==== DATA SHOWN ====

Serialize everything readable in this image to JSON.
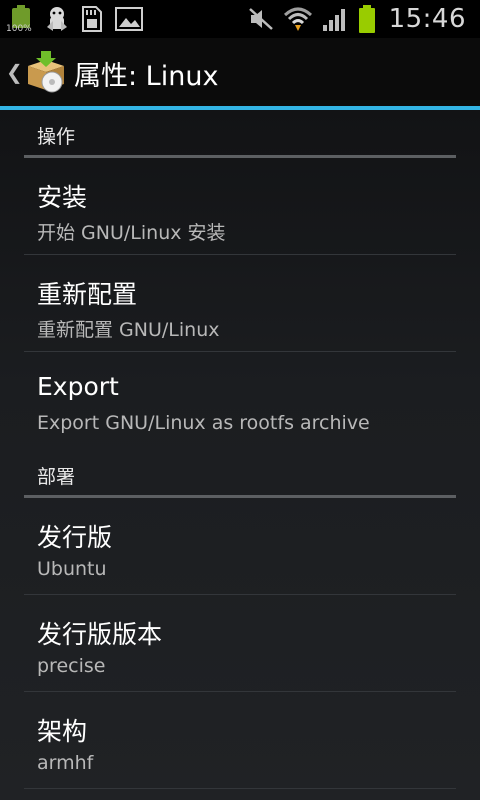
{
  "status_bar": {
    "battery_small_label": "100%",
    "time": "15:46",
    "icons": [
      "battery-icon",
      "android-icon",
      "sd-card-icon",
      "image-icon",
      "mute-icon",
      "wifi-icon",
      "signal-icon",
      "battery-icon"
    ],
    "battery_color": "#99cc00"
  },
  "action_bar": {
    "title": "属性: Linux",
    "accent_color": "#33b5e5"
  },
  "sections": [
    {
      "header": "操作",
      "items": [
        {
          "title": "安装",
          "summary": "开始 GNU/Linux 安装"
        },
        {
          "title": "重新配置",
          "summary": "重新配置 GNU/Linux"
        },
        {
          "title": "Export",
          "summary": "Export GNU/Linux as rootfs archive"
        }
      ]
    },
    {
      "header": "部署",
      "items": [
        {
          "title": "发行版",
          "summary": "Ubuntu"
        },
        {
          "title": "发行版版本",
          "summary": "precise"
        },
        {
          "title": "架构",
          "summary": "armhf"
        }
      ]
    }
  ]
}
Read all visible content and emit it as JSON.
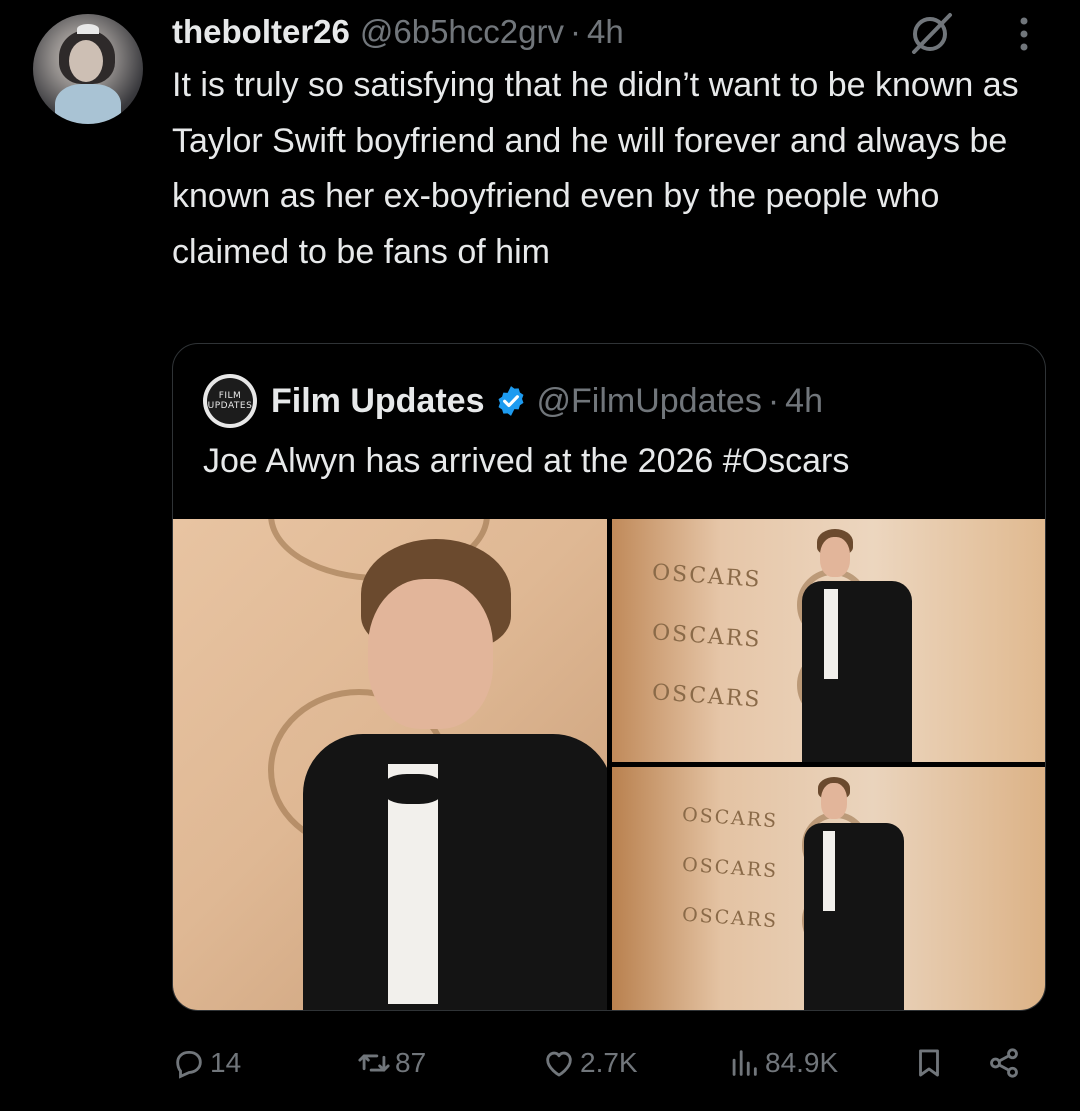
{
  "tweet": {
    "display_name": "thebolter26",
    "handle": "@6b5hcc2grv",
    "separator": "·",
    "time": "4h",
    "text": "It is truly so satisfying that he didn’t want to be known as Taylor Swift boyfriend and he will forever and always be known as her ex-boyfriend even by the people who claimed to be fans of him"
  },
  "quoted": {
    "avatar_text_line1": "FILM",
    "avatar_text_line2": "UPDATES",
    "display_name": "Film Updates",
    "handle": "@FilmUpdates",
    "separator": "·",
    "time": "4h",
    "text": "Joe Alwyn has arrived at the 2026 #Oscars",
    "media_backdrop_text": "OSCARS"
  },
  "actions": {
    "replies": "14",
    "reposts": "87",
    "likes": "2.7K",
    "views": "84.9K"
  },
  "icons": {
    "grok": "grok-icon",
    "more": "more-icon",
    "verified": "verified-badge-icon",
    "reply": "reply-icon",
    "repost": "repost-icon",
    "like": "heart-icon",
    "views": "views-icon",
    "bookmark": "bookmark-icon",
    "share": "share-icon"
  },
  "colors": {
    "background": "#000000",
    "text": "#e7e9ea",
    "secondary": "#71767b",
    "verified": "#1d9bf0",
    "border": "#2f3336"
  }
}
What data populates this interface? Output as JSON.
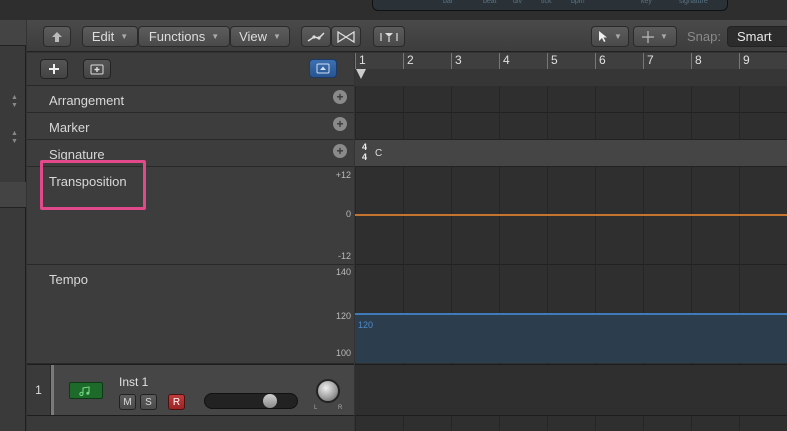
{
  "lcd": {
    "labels": [
      "bar",
      "beat",
      "div",
      "tick",
      "bpm",
      "key",
      "signature"
    ]
  },
  "toolbar": {
    "edit_label": "Edit",
    "functions_label": "Functions",
    "view_label": "View",
    "snap_label": "Snap:",
    "snap_value": "Smart"
  },
  "ruler": {
    "bars": [
      "1",
      "2",
      "3",
      "4",
      "5",
      "6",
      "7",
      "8",
      "9"
    ]
  },
  "global_tracks": {
    "arrangement": "Arrangement",
    "marker": "Marker",
    "signature": "Signature",
    "transposition": "Transposition",
    "transposition_max": "+12",
    "transposition_mid": "0",
    "transposition_min": "-12",
    "tempo": "Tempo",
    "tempo_max": "140",
    "tempo_mid": "120",
    "tempo_min": "100"
  },
  "signature_region": {
    "numerator": "4",
    "denominator": "4",
    "key": "C"
  },
  "tempo_region": {
    "value": "120"
  },
  "instrument_track": {
    "number": "1",
    "name": "Inst 1",
    "mute": "M",
    "solo": "S",
    "record": "R",
    "pan_left": "L",
    "pan_right": "R"
  },
  "colors": {
    "highlight": "#e1498b",
    "transposition_line": "#c4742e",
    "tempo_line": "#3e7bb8",
    "record_button": "#c03c3c"
  }
}
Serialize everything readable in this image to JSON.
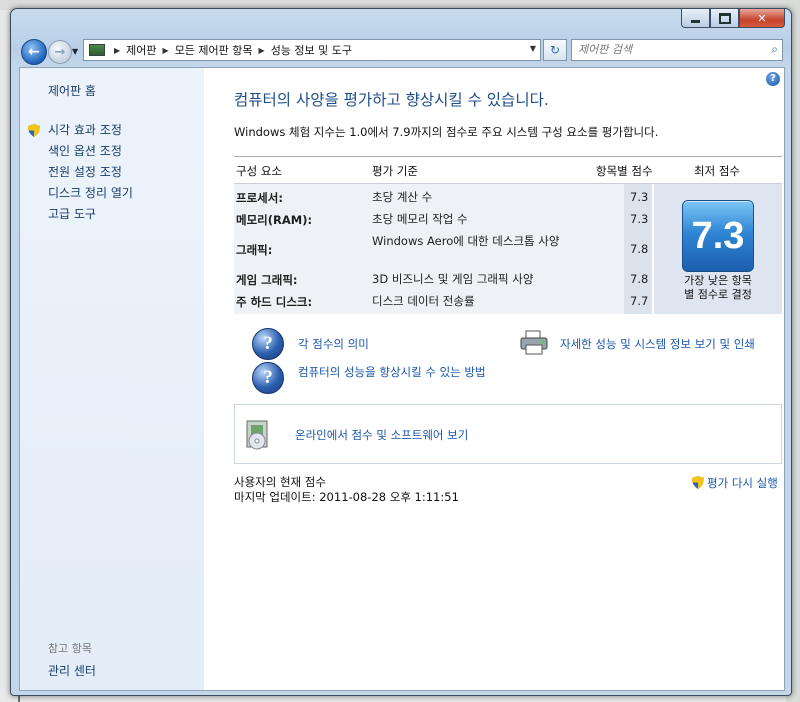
{
  "window": {
    "title_controls": {
      "minimize": "minimize",
      "maximize": "maximize",
      "close": "close"
    }
  },
  "nav": {
    "breadcrumb": [
      "제어판",
      "모든 제어판 항목",
      "성능 정보 및 도구"
    ],
    "search_placeholder": "제어판 검색"
  },
  "sidebar": {
    "home": "제어판 홈",
    "items": [
      {
        "label": "시각 효과 조정",
        "shield": true
      },
      {
        "label": "색인 옵션 조정",
        "shield": false
      },
      {
        "label": "전원 설정 조정",
        "shield": false
      },
      {
        "label": "디스크 정리 열기",
        "shield": false
      },
      {
        "label": "고급 도구",
        "shield": false
      }
    ],
    "see_also": "참고 항목",
    "action_center": "관리 센터"
  },
  "main": {
    "heading": "컴퓨터의 사양을 평가하고 향상시킬 수 있습니다.",
    "description": "Windows 체험 지수는 1.0에서 7.9까지의 점수로 주요 시스템 구성 요소를 평가합니다.",
    "table": {
      "headers": {
        "component": "구성 요소",
        "criteria": "평가 기준",
        "subscore": "항목별 점수",
        "base": "최저 점수"
      },
      "rows": [
        {
          "component": "프로세서:",
          "criteria": "초당 계산 수",
          "score": "7.3"
        },
        {
          "component": "메모리(RAM):",
          "criteria": "초당 메모리 작업 수",
          "score": "7.3"
        },
        {
          "component": "그래픽:",
          "criteria": "Windows Aero에 대한 데스크톱 사양",
          "score": "7.8"
        },
        {
          "component": "게임 그래픽:",
          "criteria": "3D 비즈니스 및 게임 그래픽 사양",
          "score": "7.8"
        },
        {
          "component": "주 하드 디스크:",
          "criteria": "디스크 데이터 전송률",
          "score": "7.7"
        }
      ],
      "base_score": "7.3",
      "base_caption_line1": "가장 낮은 항목",
      "base_caption_line2": "별 점수로 결정"
    },
    "links": {
      "meaning": "각 점수의 의미",
      "improve": "컴퓨터의 성능을 향상시킬 수 있는 방법",
      "details": "자세한 성능 및 시스템 정보 보기 및 인쇄",
      "online": "온라인에서 점수 및 소프트웨어 보기",
      "rerun": "평가 다시 실행"
    },
    "status": {
      "current": "사용자의 현재 점수",
      "last_update": "마지막 업데이트: 2011-08-28 오후 1:11:51"
    }
  },
  "colors": {
    "accent": "#1e4e8c",
    "link": "#1a56ab",
    "badge": "#2f86d4"
  }
}
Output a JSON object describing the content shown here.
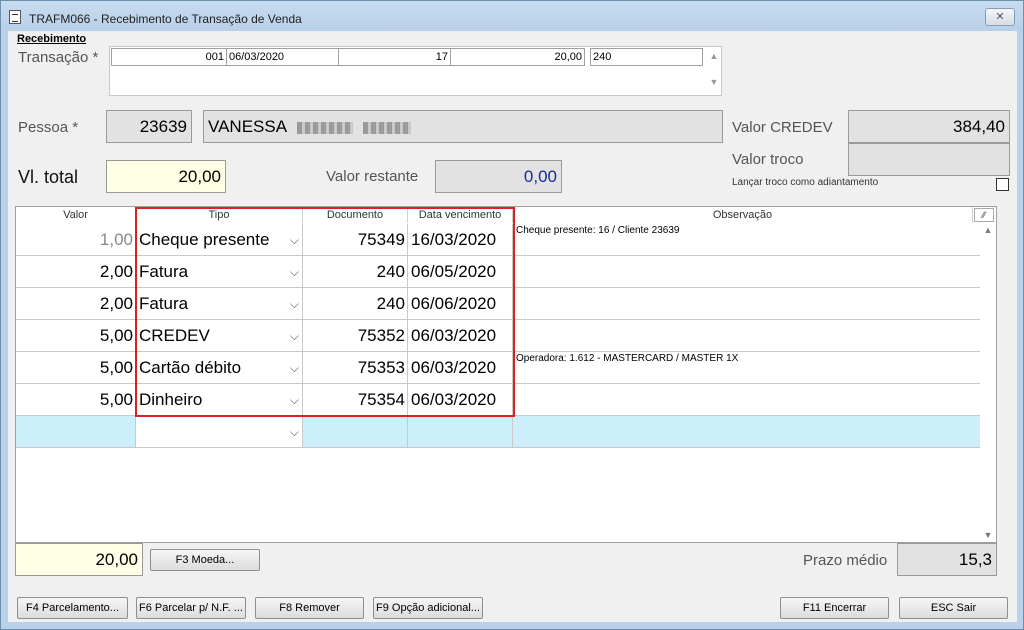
{
  "window": {
    "title": "TRAFM066 - Recebimento de Transação de Venda",
    "close_label": "✕"
  },
  "section_title": "Recebimento",
  "transacao": {
    "label": "Transação *",
    "fields": [
      "001",
      "06/03/2020",
      "17",
      "20,00",
      "240"
    ]
  },
  "pessoa": {
    "label": "Pessoa *",
    "code": "23639",
    "name": "VANESSA"
  },
  "valor_credev": {
    "label": "Valor CREDEV",
    "value": "384,40"
  },
  "valor_troco": {
    "label": "Valor troco",
    "value": ""
  },
  "troco_adiantamento": {
    "label": "Lançar troco como adiantamento",
    "checked": false
  },
  "vl_total": {
    "label": "Vl. total",
    "value": "20,00"
  },
  "valor_restante": {
    "label": "Valor restante",
    "value": "0,00"
  },
  "grid": {
    "columns": [
      "Valor",
      "Tipo",
      "Documento",
      "Data vencimento",
      "Observação"
    ],
    "rows": [
      {
        "valor": "1,00",
        "tipo": "Cheque presente",
        "documento": "75349",
        "vencimento": "16/03/2020",
        "observacao": "Cheque presente: 16 / Cliente 23639"
      },
      {
        "valor": "2,00",
        "tipo": "Fatura",
        "documento": "240",
        "vencimento": "06/05/2020",
        "observacao": ""
      },
      {
        "valor": "2,00",
        "tipo": "Fatura",
        "documento": "240",
        "vencimento": "06/06/2020",
        "observacao": ""
      },
      {
        "valor": "5,00",
        "tipo": "CREDEV",
        "documento": "75352",
        "vencimento": "06/03/2020",
        "observacao": ""
      },
      {
        "valor": "5,00",
        "tipo": "Cartão débito",
        "documento": "75353",
        "vencimento": "06/03/2020",
        "observacao": "Operadora: 1.612 - MASTERCARD / MASTER 1X"
      },
      {
        "valor": "5,00",
        "tipo": "Dinheiro",
        "documento": "75354",
        "vencimento": "06/03/2020",
        "observacao": ""
      }
    ],
    "dropdown_glyph": "⌵",
    "scroll_up": "▲",
    "scroll_down": "▼",
    "header_button": "⁄⁄"
  },
  "footer": {
    "total": "20,00",
    "moeda_button": "F3 Moeda...",
    "prazo_label": "Prazo médio",
    "prazo_value": "15,3"
  },
  "buttons": {
    "f4": "F4 Parcelamento...",
    "f6": "F6 Parcelar p/ N.F. ...",
    "f8": "F8 Remover",
    "f9": "F9 Opção adicional...",
    "f11": "F11 Encerrar",
    "esc": "ESC Sair"
  },
  "colors": {
    "highlight": "#e02020",
    "new_row": "#cdeffc",
    "total_bg": "#ffffe6",
    "restante_text": "#1a2a9a"
  }
}
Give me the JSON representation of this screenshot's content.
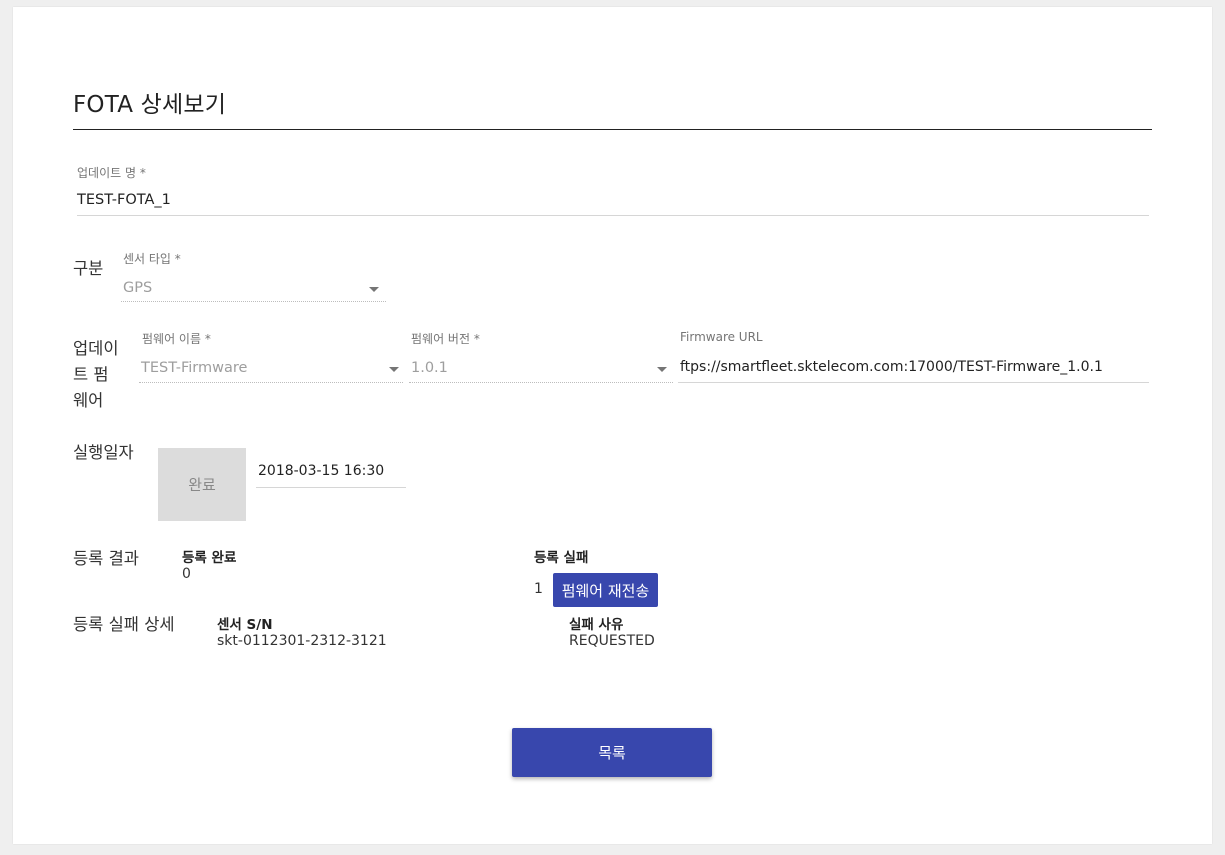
{
  "page": {
    "title": "FOTA 상세보기"
  },
  "update_name": {
    "label": "업데이트 명 *",
    "value": "TEST-FOTA_1"
  },
  "category": {
    "row_label": "구분",
    "sensor_type": {
      "label": "센서 타입 *",
      "value": "GPS"
    }
  },
  "firmware": {
    "row_label_lines": [
      "업데이",
      "트 펌",
      "웨어"
    ],
    "name": {
      "label": "펌웨어 이름 *",
      "value": "TEST-Firmware"
    },
    "version": {
      "label": "펌웨어 버전 *",
      "value": "1.0.1"
    },
    "url": {
      "label": "Firmware URL",
      "value": "ftps://smartfleet.sktelecom.com:17000/TEST-Firmware_1.0.1"
    }
  },
  "execution": {
    "row_label": "실행일자",
    "status": "완료",
    "datetime": "2018-03-15 16:30"
  },
  "result": {
    "row_label": "등록 결과",
    "success": {
      "label": "등록 완료",
      "count": "0"
    },
    "failure": {
      "label": "등록 실패",
      "count": "1"
    },
    "resend_button": "펌웨어 재전송"
  },
  "failure_detail": {
    "row_label": "등록 실패 상세",
    "sensor_sn": {
      "label": "센서 S/N",
      "value": "skt-0112301-2312-3121"
    },
    "reason": {
      "label": "실패 사유",
      "value": "REQUESTED"
    }
  },
  "footer": {
    "list_button": "목록"
  },
  "colors": {
    "primary": "#3847ad",
    "disabled_box": "#dcdcdc",
    "background": "#efefef"
  },
  "icons": {
    "dropdown": "caret-down-icon"
  }
}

====

• [EXERCISE GOAL]:
Within the entries above, how many lines contain "Output"? Respond with the number only.

• [COMPLETED TASK]:
2